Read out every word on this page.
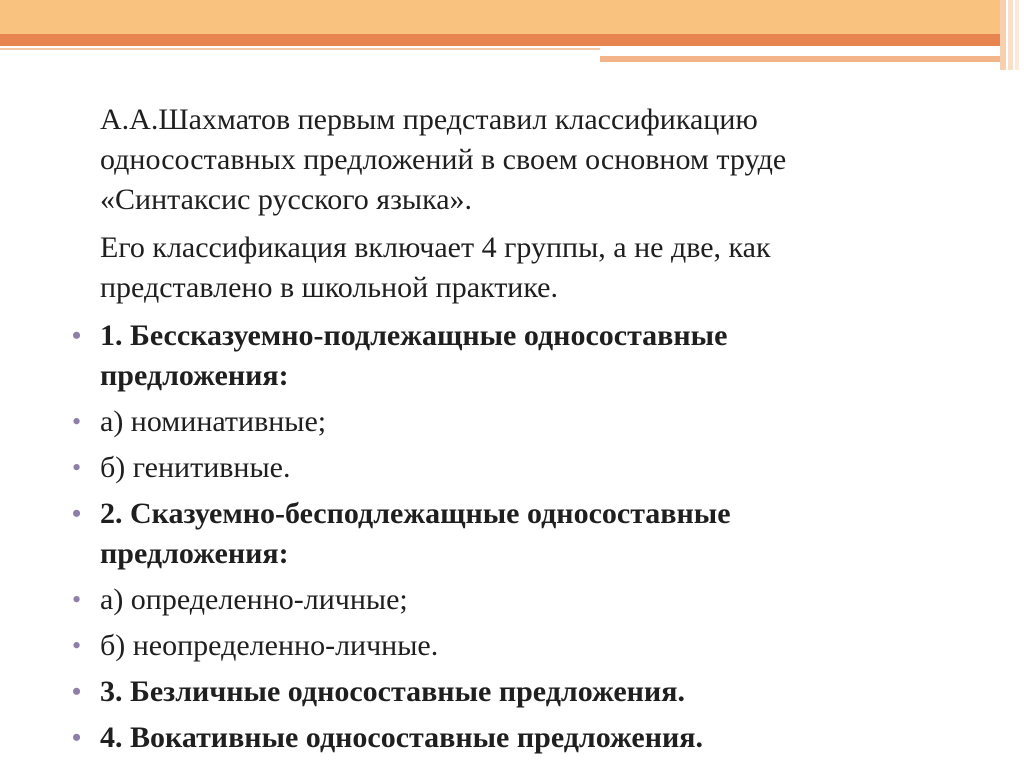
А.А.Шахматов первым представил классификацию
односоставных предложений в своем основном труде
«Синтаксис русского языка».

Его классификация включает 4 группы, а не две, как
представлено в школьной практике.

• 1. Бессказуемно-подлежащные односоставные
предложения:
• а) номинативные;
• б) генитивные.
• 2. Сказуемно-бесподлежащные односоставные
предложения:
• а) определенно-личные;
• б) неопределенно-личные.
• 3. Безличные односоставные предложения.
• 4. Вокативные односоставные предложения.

> [WHAT TO WORK ON] Reproduce each record above by retyping it exactly; omit all images.

> [WRITTEN REPLY]
Read out every word on this page.
А.А.Шахматов первым представил классификацию
односоставных предложений в своем основном труде
«Синтаксис русского языка».

Его классификация включает 4 группы, а не две, как
представлено в школьной практике.

• 1. Бессказуемно-подлежащные односоставные
предложения:
• а) номинативные;
• б) генитивные.
• 2. Сказуемно-бесподлежащные односоставные
предложения:
• а) определенно-личные;
• б) неопределенно-личные.
• 3. Безличные односоставные предложения.
• 4. Вокативные односоставные предложения.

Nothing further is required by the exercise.